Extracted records
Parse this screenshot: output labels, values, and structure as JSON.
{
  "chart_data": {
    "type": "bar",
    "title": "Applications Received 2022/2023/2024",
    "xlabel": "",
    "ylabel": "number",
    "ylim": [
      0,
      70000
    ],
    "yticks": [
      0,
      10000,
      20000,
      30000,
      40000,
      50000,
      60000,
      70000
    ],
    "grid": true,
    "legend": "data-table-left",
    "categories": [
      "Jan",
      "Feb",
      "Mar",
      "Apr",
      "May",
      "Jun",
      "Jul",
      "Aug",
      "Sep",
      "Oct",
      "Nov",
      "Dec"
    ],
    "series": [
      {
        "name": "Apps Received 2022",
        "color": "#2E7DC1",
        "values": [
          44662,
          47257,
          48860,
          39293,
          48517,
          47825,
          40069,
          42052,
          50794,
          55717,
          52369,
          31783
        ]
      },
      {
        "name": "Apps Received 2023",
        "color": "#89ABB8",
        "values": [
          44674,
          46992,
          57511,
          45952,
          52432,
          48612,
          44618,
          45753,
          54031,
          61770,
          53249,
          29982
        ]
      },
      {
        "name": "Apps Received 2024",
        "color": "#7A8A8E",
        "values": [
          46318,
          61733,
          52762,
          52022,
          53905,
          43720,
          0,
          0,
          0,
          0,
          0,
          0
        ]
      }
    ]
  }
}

- **Task to carry out**
Return every line above in which the string "name" occurs.

- **Reply to the exercise**
        "name": "Apps Received 2022",
        "name": "Apps Received 2023",
        "name": "Apps Received 2024",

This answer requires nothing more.